** Start **

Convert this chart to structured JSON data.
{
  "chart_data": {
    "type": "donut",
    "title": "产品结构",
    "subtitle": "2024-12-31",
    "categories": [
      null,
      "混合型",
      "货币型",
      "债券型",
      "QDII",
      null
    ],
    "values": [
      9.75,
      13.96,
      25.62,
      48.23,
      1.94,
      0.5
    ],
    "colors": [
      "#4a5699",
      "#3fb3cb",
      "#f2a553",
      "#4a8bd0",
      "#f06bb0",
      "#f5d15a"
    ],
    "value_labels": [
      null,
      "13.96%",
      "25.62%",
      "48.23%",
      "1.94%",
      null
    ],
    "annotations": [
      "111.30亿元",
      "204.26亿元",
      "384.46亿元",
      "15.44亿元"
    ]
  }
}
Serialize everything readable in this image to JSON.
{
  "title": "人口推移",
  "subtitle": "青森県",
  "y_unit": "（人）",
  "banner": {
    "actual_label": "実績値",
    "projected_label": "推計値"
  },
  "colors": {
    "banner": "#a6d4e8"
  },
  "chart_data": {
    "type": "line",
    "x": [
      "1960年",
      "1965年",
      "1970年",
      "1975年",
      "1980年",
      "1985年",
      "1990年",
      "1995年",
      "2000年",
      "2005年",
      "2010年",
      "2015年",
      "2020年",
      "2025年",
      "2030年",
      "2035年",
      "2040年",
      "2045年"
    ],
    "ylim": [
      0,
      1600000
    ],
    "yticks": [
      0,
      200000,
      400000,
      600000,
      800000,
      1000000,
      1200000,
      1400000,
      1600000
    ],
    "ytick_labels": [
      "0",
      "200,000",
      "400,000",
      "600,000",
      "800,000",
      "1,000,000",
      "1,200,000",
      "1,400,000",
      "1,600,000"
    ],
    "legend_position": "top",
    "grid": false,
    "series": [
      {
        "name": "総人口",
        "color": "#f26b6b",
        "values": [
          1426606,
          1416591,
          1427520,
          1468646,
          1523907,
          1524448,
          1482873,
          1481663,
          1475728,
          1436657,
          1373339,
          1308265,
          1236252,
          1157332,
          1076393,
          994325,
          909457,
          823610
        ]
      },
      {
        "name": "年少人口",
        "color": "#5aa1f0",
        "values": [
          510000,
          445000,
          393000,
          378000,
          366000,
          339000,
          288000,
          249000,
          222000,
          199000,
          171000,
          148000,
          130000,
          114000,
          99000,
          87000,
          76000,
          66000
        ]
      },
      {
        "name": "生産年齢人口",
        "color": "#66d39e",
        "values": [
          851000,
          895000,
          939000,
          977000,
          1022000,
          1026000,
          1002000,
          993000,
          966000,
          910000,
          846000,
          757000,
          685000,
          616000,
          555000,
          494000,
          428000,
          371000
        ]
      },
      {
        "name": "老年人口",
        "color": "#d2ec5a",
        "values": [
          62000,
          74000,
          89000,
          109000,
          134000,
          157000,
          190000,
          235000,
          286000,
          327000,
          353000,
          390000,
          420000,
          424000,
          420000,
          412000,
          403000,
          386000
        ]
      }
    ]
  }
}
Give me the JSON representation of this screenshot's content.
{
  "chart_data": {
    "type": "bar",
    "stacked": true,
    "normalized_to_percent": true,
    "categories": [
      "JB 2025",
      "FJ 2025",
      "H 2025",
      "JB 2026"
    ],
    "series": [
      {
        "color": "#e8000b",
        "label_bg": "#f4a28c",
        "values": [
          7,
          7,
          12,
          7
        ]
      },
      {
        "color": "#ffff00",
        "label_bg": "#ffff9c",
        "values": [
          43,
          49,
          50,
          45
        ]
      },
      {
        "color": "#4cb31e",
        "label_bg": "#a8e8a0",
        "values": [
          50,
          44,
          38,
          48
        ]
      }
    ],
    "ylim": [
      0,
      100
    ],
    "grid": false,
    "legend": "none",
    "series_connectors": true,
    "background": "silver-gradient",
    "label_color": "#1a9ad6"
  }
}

** End **

What the task requires: The records above should be restated word for word, please.

Output of the task:
Convert this chart to structured JSON data.
{
  "chart_data": {
    "type": "donut",
    "title": "产品结构",
    "subtitle": "2024-12-31",
    "categories": [
      null,
      "混合型",
      "货币型",
      "债券型",
      "QDII",
      null
    ],
    "values": [
      9.75,
      13.96,
      25.62,
      48.23,
      1.94,
      0.5
    ],
    "colors": [
      "#4a5699",
      "#3fb3cb",
      "#f2a553",
      "#4a8bd0",
      "#f06bb0",
      "#f5d15a"
    ],
    "value_labels": [
      null,
      "13.96%",
      "25.62%",
      "48.23%",
      "1.94%",
      null
    ],
    "annotations": [
      "111.30亿元",
      "204.26亿元",
      "384.46亿元",
      "15.44亿元"
    ]
  }
}
Serialize everything readable in this image to JSON.
{
  "title": "人口推移",
  "subtitle": "青森県",
  "y_unit": "（人）",
  "banner": {
    "actual_label": "実績値",
    "projected_label": "推計値"
  },
  "colors": {
    "banner": "#a6d4e8"
  },
  "chart_data": {
    "type": "line",
    "x": [
      "1960年",
      "1965年",
      "1970年",
      "1975年",
      "1980年",
      "1985年",
      "1990年",
      "1995年",
      "2000年",
      "2005年",
      "2010年",
      "2015年",
      "2020年",
      "2025年",
      "2030年",
      "2035年",
      "2040年",
      "2045年"
    ],
    "ylim": [
      0,
      1600000
    ],
    "yticks": [
      0,
      200000,
      400000,
      600000,
      800000,
      1000000,
      1200000,
      1400000,
      1600000
    ],
    "ytick_labels": [
      "0",
      "200,000",
      "400,000",
      "600,000",
      "800,000",
      "1,000,000",
      "1,200,000",
      "1,400,000",
      "1,600,000"
    ],
    "legend_position": "top",
    "grid": false,
    "series": [
      {
        "name": "総人口",
        "color": "#f26b6b",
        "values": [
          1426606,
          1416591,
          1427520,
          1468646,
          1523907,
          1524448,
          1482873,
          1481663,
          1475728,
          1436657,
          1373339,
          1308265,
          1236252,
          1157332,
          1076393,
          994325,
          909457,
          823610
        ]
      },
      {
        "name": "年少人口",
        "color": "#5aa1f0",
        "values": [
          510000,
          445000,
          393000,
          378000,
          366000,
          339000,
          288000,
          249000,
          222000,
          199000,
          171000,
          148000,
          130000,
          114000,
          99000,
          87000,
          76000,
          66000
        ]
      },
      {
        "name": "生産年齢人口",
        "color": "#66d39e",
        "values": [
          851000,
          895000,
          939000,
          977000,
          1022000,
          1026000,
          1002000,
          993000,
          966000,
          910000,
          846000,
          757000,
          685000,
          616000,
          555000,
          494000,
          428000,
          371000
        ]
      },
      {
        "name": "老年人口",
        "color": "#d2ec5a",
        "values": [
          62000,
          74000,
          89000,
          109000,
          134000,
          157000,
          190000,
          235000,
          286000,
          327000,
          353000,
          390000,
          420000,
          424000,
          420000,
          412000,
          403000,
          386000
        ]
      }
    ]
  }
}
Give me the JSON representation of this screenshot's content.
{
  "chart_data": {
    "type": "bar",
    "stacked": true,
    "normalized_to_percent": true,
    "categories": [
      "JB 2025",
      "FJ 2025",
      "H 2025",
      "JB 2026"
    ],
    "series": [
      {
        "color": "#e8000b",
        "label_bg": "#f4a28c",
        "values": [
          7,
          7,
          12,
          7
        ]
      },
      {
        "color": "#ffff00",
        "label_bg": "#ffff9c",
        "values": [
          43,
          49,
          50,
          45
        ]
      },
      {
        "color": "#4cb31e",
        "label_bg": "#a8e8a0",
        "values": [
          50,
          44,
          38,
          48
        ]
      }
    ],
    "ylim": [
      0,
      100
    ],
    "grid": false,
    "legend": "none",
    "series_connectors": true,
    "background": "silver-gradient",
    "label_color": "#1a9ad6"
  }
}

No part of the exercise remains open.